**EXERCISE TASK**
Exactly repeat the full listing that follows.

Stored data entries:
########################################
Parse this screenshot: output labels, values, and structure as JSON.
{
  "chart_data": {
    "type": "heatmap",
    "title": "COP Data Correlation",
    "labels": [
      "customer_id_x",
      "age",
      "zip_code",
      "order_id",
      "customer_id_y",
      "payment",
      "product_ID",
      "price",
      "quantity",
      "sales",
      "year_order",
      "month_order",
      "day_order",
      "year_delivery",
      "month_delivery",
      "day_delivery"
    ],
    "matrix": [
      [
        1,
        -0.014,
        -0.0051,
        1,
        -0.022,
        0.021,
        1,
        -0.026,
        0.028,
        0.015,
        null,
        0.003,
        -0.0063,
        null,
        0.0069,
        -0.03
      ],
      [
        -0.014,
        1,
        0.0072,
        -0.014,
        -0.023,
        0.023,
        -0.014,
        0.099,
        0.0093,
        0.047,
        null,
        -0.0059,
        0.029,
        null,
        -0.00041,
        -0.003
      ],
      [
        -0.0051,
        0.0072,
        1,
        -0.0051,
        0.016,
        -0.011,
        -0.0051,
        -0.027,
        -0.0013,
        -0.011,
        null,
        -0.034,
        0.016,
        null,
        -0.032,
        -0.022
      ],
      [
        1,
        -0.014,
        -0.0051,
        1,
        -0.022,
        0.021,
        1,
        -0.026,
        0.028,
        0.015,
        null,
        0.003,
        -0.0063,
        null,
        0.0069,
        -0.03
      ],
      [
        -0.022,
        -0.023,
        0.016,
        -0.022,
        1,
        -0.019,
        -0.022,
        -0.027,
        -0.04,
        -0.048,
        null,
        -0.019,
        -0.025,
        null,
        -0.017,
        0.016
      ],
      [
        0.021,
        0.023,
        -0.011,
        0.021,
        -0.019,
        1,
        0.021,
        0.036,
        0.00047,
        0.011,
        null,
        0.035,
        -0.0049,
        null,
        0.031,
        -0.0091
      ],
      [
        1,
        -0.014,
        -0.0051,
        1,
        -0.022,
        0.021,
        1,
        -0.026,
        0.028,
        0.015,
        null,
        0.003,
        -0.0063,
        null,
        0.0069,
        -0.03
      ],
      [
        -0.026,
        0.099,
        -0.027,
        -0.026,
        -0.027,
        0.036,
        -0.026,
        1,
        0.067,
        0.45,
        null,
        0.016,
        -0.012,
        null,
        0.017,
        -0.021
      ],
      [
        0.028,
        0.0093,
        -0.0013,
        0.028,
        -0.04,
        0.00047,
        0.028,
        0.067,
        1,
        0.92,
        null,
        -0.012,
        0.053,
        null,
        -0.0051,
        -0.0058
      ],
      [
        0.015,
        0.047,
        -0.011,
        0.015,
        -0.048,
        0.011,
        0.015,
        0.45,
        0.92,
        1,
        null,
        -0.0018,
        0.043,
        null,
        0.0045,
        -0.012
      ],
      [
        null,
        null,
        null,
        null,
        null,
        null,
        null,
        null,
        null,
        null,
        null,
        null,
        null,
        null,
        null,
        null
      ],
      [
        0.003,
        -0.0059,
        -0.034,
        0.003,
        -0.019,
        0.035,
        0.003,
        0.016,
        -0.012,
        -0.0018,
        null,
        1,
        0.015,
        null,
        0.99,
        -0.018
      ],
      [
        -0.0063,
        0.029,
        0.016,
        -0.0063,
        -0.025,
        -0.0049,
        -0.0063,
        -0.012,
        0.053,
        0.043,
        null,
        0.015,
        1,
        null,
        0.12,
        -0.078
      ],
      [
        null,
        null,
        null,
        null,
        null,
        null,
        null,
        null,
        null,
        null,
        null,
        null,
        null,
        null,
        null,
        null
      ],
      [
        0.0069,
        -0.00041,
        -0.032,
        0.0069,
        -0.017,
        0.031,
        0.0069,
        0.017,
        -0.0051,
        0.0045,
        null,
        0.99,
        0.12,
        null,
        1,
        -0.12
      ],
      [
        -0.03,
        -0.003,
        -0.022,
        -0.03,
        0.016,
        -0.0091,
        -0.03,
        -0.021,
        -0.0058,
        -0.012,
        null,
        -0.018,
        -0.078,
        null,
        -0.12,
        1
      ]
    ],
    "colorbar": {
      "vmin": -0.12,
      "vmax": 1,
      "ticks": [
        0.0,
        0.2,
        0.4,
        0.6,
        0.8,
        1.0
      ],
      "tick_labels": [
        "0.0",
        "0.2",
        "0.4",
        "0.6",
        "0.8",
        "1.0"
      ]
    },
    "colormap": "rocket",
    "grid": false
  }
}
########################################
**RESPONSE TO THIS TASK**
Parse this screenshot: output labels, values, and structure as JSON.
{
  "chart_data": {
    "type": "heatmap",
    "title": "COP Data Correlation",
    "labels": [
      "customer_id_x",
      "age",
      "zip_code",
      "order_id",
      "customer_id_y",
      "payment",
      "product_ID",
      "price",
      "quantity",
      "sales",
      "year_order",
      "month_order",
      "day_order",
      "year_delivery",
      "month_delivery",
      "day_delivery"
    ],
    "matrix": [
      [
        1,
        -0.014,
        -0.0051,
        1,
        -0.022,
        0.021,
        1,
        -0.026,
        0.028,
        0.015,
        null,
        0.003,
        -0.0063,
        null,
        0.0069,
        -0.03
      ],
      [
        -0.014,
        1,
        0.0072,
        -0.014,
        -0.023,
        0.023,
        -0.014,
        0.099,
        0.0093,
        0.047,
        null,
        -0.0059,
        0.029,
        null,
        -0.00041,
        -0.003
      ],
      [
        -0.0051,
        0.0072,
        1,
        -0.0051,
        0.016,
        -0.011,
        -0.0051,
        -0.027,
        -0.0013,
        -0.011,
        null,
        -0.034,
        0.016,
        null,
        -0.032,
        -0.022
      ],
      [
        1,
        -0.014,
        -0.0051,
        1,
        -0.022,
        0.021,
        1,
        -0.026,
        0.028,
        0.015,
        null,
        0.003,
        -0.0063,
        null,
        0.0069,
        -0.03
      ],
      [
        -0.022,
        -0.023,
        0.016,
        -0.022,
        1,
        -0.019,
        -0.022,
        -0.027,
        -0.04,
        -0.048,
        null,
        -0.019,
        -0.025,
        null,
        -0.017,
        0.016
      ],
      [
        0.021,
        0.023,
        -0.011,
        0.021,
        -0.019,
        1,
        0.021,
        0.036,
        0.00047,
        0.011,
        null,
        0.035,
        -0.0049,
        null,
        0.031,
        -0.0091
      ],
      [
        1,
        -0.014,
        -0.0051,
        1,
        -0.022,
        0.021,
        1,
        -0.026,
        0.028,
        0.015,
        null,
        0.003,
        -0.0063,
        null,
        0.0069,
        -0.03
      ],
      [
        -0.026,
        0.099,
        -0.027,
        -0.026,
        -0.027,
        0.036,
        -0.026,
        1,
        0.067,
        0.45,
        null,
        0.016,
        -0.012,
        null,
        0.017,
        -0.021
      ],
      [
        0.028,
        0.0093,
        -0.0013,
        0.028,
        -0.04,
        0.00047,
        0.028,
        0.067,
        1,
        0.92,
        null,
        -0.012,
        0.053,
        null,
        -0.0051,
        -0.0058
      ],
      [
        0.015,
        0.047,
        -0.011,
        0.015,
        -0.048,
        0.011,
        0.015,
        0.45,
        0.92,
        1,
        null,
        -0.0018,
        0.043,
        null,
        0.0045,
        -0.012
      ],
      [
        null,
        null,
        null,
        null,
        null,
        null,
        null,
        null,
        null,
        null,
        null,
        null,
        null,
        null,
        null,
        null
      ],
      [
        0.003,
        -0.0059,
        -0.034,
        0.003,
        -0.019,
        0.035,
        0.003,
        0.016,
        -0.012,
        -0.0018,
        null,
        1,
        0.015,
        null,
        0.99,
        -0.018
      ],
      [
        -0.0063,
        0.029,
        0.016,
        -0.0063,
        -0.025,
        -0.0049,
        -0.0063,
        -0.012,
        0.053,
        0.043,
        null,
        0.015,
        1,
        null,
        0.12,
        -0.078
      ],
      [
        null,
        null,
        null,
        null,
        null,
        null,
        null,
        null,
        null,
        null,
        null,
        null,
        null,
        null,
        null,
        null
      ],
      [
        0.0069,
        -0.00041,
        -0.032,
        0.0069,
        -0.017,
        0.031,
        0.0069,
        0.017,
        -0.0051,
        0.0045,
        null,
        0.99,
        0.12,
        null,
        1,
        -0.12
      ],
      [
        -0.03,
        -0.003,
        -0.022,
        -0.03,
        0.016,
        -0.0091,
        -0.03,
        -0.021,
        -0.0058,
        -0.012,
        null,
        -0.018,
        -0.078,
        null,
        -0.12,
        1
      ]
    ],
    "colorbar": {
      "vmin": -0.12,
      "vmax": 1,
      "ticks": [
        0.0,
        0.2,
        0.4,
        0.6,
        0.8,
        1.0
      ],
      "tick_labels": [
        "0.0",
        "0.2",
        "0.4",
        "0.6",
        "0.8",
        "1.0"
      ]
    },
    "colormap": "rocket",
    "grid": false
  }
}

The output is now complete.